PROBLEM TO SOLVE
Leaving out every picture, quote the data below exactly as it appears.

--- Start of ENTRIES ---

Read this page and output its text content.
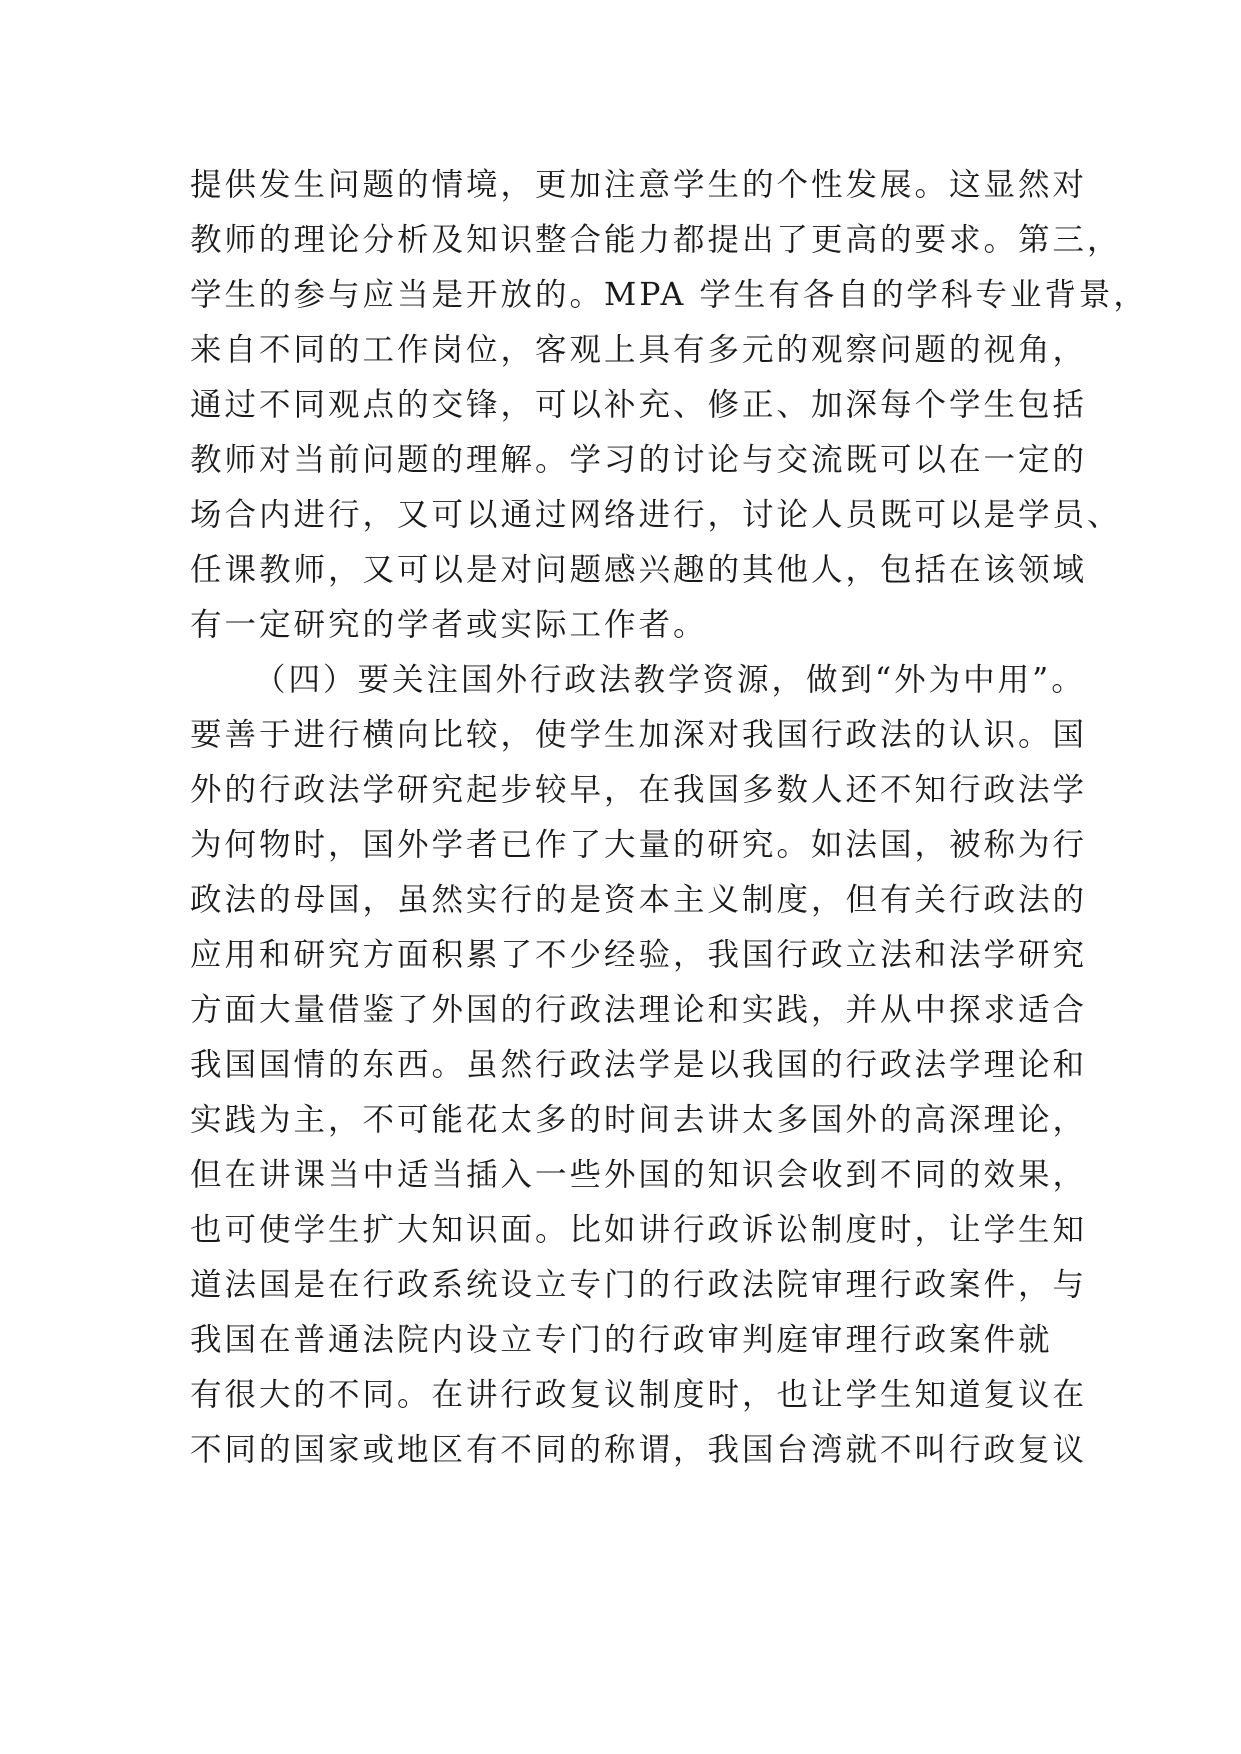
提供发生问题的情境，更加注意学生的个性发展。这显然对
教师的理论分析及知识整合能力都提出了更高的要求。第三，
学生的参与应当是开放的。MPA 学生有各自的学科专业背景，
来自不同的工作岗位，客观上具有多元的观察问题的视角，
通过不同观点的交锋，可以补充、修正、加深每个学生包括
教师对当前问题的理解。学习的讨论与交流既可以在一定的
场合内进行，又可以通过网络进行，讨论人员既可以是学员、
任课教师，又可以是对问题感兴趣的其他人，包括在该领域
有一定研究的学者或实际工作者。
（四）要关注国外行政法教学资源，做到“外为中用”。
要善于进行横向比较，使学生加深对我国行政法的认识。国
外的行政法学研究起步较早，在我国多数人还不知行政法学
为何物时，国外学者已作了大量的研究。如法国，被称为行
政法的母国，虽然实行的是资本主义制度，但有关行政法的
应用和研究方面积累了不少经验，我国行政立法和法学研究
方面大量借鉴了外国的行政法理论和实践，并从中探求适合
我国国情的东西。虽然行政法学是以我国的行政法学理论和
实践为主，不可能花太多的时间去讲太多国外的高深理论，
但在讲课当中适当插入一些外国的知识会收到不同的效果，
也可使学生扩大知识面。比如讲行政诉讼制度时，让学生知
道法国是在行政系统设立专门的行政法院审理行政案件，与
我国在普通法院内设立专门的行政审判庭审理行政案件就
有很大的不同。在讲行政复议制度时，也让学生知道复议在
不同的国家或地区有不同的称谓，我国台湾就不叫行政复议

--- End of ENTRIES ---

OUTPUT FOR THIS TASK
Read this page and output its text content.
提供发生问题的情境，更加注意学生的个性发展。这显然对
教师的理论分析及知识整合能力都提出了更高的要求。第三，
学生的参与应当是开放的。MPA 学生有各自的学科专业背景，
来自不同的工作岗位，客观上具有多元的观察问题的视角，
通过不同观点的交锋，可以补充、修正、加深每个学生包括
教师对当前问题的理解。学习的讨论与交流既可以在一定的
场合内进行，又可以通过网络进行，讨论人员既可以是学员、
任课教师，又可以是对问题感兴趣的其他人，包括在该领域
有一定研究的学者或实际工作者。
（四）要关注国外行政法教学资源，做到“外为中用”。
要善于进行横向比较，使学生加深对我国行政法的认识。国
外的行政法学研究起步较早，在我国多数人还不知行政法学
为何物时，国外学者已作了大量的研究。如法国，被称为行
政法的母国，虽然实行的是资本主义制度，但有关行政法的
应用和研究方面积累了不少经验，我国行政立法和法学研究
方面大量借鉴了外国的行政法理论和实践，并从中探求适合
我国国情的东西。虽然行政法学是以我国的行政法学理论和
实践为主，不可能花太多的时间去讲太多国外的高深理论，
但在讲课当中适当插入一些外国的知识会收到不同的效果，
也可使学生扩大知识面。比如讲行政诉讼制度时，让学生知
道法国是在行政系统设立专门的行政法院审理行政案件，与
我国在普通法院内设立专门的行政审判庭审理行政案件就
有很大的不同。在讲行政复议制度时，也让学生知道复议在
不同的国家或地区有不同的称谓，我国台湾就不叫行政复议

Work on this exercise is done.